◆ Work instructions: Repeat each record below exactly as given.

◆ Source data:
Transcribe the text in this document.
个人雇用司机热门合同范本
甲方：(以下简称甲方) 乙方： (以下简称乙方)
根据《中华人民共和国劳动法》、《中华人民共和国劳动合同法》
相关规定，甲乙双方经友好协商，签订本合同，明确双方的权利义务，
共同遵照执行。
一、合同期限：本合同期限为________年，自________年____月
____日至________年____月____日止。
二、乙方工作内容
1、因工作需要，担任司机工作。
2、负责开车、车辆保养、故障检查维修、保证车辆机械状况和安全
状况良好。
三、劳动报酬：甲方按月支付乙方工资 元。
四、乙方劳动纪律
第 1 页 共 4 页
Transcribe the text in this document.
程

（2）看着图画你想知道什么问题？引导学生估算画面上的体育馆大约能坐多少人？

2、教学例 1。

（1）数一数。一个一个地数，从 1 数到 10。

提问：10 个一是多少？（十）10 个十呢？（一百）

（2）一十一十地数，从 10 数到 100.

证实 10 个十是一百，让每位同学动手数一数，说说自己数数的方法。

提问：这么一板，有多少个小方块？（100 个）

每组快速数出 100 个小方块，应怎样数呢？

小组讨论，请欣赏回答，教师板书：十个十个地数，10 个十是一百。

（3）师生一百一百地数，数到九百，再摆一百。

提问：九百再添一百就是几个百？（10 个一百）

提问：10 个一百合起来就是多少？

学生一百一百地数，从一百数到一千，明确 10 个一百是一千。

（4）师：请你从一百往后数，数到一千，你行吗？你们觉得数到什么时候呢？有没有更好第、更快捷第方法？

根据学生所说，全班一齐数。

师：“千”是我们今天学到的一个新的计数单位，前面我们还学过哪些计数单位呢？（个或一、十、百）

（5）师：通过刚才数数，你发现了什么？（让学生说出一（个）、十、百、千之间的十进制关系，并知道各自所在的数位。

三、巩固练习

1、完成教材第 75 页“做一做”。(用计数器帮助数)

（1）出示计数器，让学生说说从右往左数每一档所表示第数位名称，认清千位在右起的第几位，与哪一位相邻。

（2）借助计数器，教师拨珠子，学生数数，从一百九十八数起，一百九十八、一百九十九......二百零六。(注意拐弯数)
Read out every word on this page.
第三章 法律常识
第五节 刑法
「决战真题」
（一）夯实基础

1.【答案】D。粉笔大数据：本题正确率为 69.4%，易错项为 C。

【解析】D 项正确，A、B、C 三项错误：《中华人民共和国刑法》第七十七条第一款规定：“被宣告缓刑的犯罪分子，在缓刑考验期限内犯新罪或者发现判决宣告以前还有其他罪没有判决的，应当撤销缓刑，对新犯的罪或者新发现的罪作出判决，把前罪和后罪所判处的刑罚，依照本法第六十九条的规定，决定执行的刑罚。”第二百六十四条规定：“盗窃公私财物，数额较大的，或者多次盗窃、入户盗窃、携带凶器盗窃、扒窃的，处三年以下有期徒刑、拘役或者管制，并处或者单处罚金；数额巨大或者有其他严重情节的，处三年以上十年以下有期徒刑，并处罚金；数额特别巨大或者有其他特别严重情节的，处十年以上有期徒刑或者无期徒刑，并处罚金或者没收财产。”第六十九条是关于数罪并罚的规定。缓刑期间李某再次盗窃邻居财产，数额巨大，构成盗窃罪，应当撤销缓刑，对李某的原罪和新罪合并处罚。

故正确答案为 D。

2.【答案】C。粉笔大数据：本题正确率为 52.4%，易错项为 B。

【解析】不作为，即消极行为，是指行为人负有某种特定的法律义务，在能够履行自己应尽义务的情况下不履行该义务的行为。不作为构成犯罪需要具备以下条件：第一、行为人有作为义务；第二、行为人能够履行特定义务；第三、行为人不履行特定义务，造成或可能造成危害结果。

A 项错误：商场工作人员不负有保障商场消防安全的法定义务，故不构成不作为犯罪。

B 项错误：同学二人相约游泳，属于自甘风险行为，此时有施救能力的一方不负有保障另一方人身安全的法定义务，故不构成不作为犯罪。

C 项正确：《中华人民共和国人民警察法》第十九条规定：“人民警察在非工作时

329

◆ Output for this task:
Transcribe the text in this document.
个人雇用司机热门合同范本
甲方：(以下简称甲方) 乙方： (以下简称乙方)
根据《中华人民共和国劳动法》、《中华人民共和国劳动合同法》
相关规定，甲乙双方经友好协商，签订本合同，明确双方的权利义务，
共同遵照执行。
一、合同期限：本合同期限为________年，自________年____月
____日至________年____月____日止。
二、乙方工作内容
1、因工作需要，担任司机工作。
2、负责开车、车辆保养、故障检查维修、保证车辆机械状况和安全
状况良好。
三、劳动报酬：甲方按月支付乙方工资 元。
四、乙方劳动纪律
第 1 页 共 4 页
Transcribe the text in this document.
程

（2）看着图画你想知道什么问题？引导学生估算画面上的体育馆大约能坐多少人？

2、教学例 1。

（1）数一数。一个一个地数，从 1 数到 10。

提问：10 个一是多少？（十）10 个十呢？（一百）

（2）一十一十地数，从 10 数到 100.

证实 10 个十是一百，让每位同学动手数一数，说说自己数数的方法。

提问：这么一板，有多少个小方块？（100 个）

每组快速数出 100 个小方块，应怎样数呢？

小组讨论，请欣赏回答，教师板书：十个十个地数，10 个十是一百。

（3）师生一百一百地数，数到九百，再摆一百。

提问：九百再添一百就是几个百？（10 个一百）

提问：10 个一百合起来就是多少？

学生一百一百地数，从一百数到一千，明确 10 个一百是一千。

（4）师：请你从一百往后数，数到一千，你行吗？你们觉得数到什么时候呢？有没有更好第、更快捷第方法？

根据学生所说，全班一齐数。

师：“千”是我们今天学到的一个新的计数单位，前面我们还学过哪些计数单位呢？（个或一、十、百）

（5）师：通过刚才数数，你发现了什么？（让学生说出一（个）、十、百、千之间的十进制关系，并知道各自所在的数位。

三、巩固练习

1、完成教材第 75 页“做一做”。(用计数器帮助数)

（1）出示计数器，让学生说说从右往左数每一档所表示第数位名称，认清千位在右起的第几位，与哪一位相邻。

（2）借助计数器，教师拨珠子，学生数数，从一百九十八数起，一百九十八、一百九十九......二百零六。(注意拐弯数)
Read out every word on this page.
第三章 法律常识
第五节 刑法
「决战真题」
（一）夯实基础

1.【答案】D。粉笔大数据：本题正确率为 69.4%，易错项为 C。

【解析】D 项正确，A、B、C 三项错误：《中华人民共和国刑法》第七十七条第一款规定：“被宣告缓刑的犯罪分子，在缓刑考验期限内犯新罪或者发现判决宣告以前还有其他罪没有判决的，应当撤销缓刑，对新犯的罪或者新发现的罪作出判决，把前罪和后罪所判处的刑罚，依照本法第六十九条的规定，决定执行的刑罚。”第二百六十四条规定：“盗窃公私财物，数额较大的，或者多次盗窃、入户盗窃、携带凶器盗窃、扒窃的，处三年以下有期徒刑、拘役或者管制，并处或者单处罚金；数额巨大或者有其他严重情节的，处三年以上十年以下有期徒刑，并处罚金；数额特别巨大或者有其他特别严重情节的，处十年以上有期徒刑或者无期徒刑，并处罚金或者没收财产。”第六十九条是关于数罪并罚的规定。缓刑期间李某再次盗窃邻居财产，数额巨大，构成盗窃罪，应当撤销缓刑，对李某的原罪和新罪合并处罚。

故正确答案为 D。

2.【答案】C。粉笔大数据：本题正确率为 52.4%，易错项为 B。

【解析】不作为，即消极行为，是指行为人负有某种特定的法律义务，在能够履行自己应尽义务的情况下不履行该义务的行为。不作为构成犯罪需要具备以下条件：第一、行为人有作为义务；第二、行为人能够履行特定义务；第三、行为人不履行特定义务，造成或可能造成危害结果。

A 项错误：商场工作人员不负有保障商场消防安全的法定义务，故不构成不作为犯罪。

B 项错误：同学二人相约游泳，属于自甘风险行为，此时有施救能力的一方不负有保障另一方人身安全的法定义务，故不构成不作为犯罪。

C 项正确：《中华人民共和国人民警察法》第十九条规定：“人民警察在非工作时

329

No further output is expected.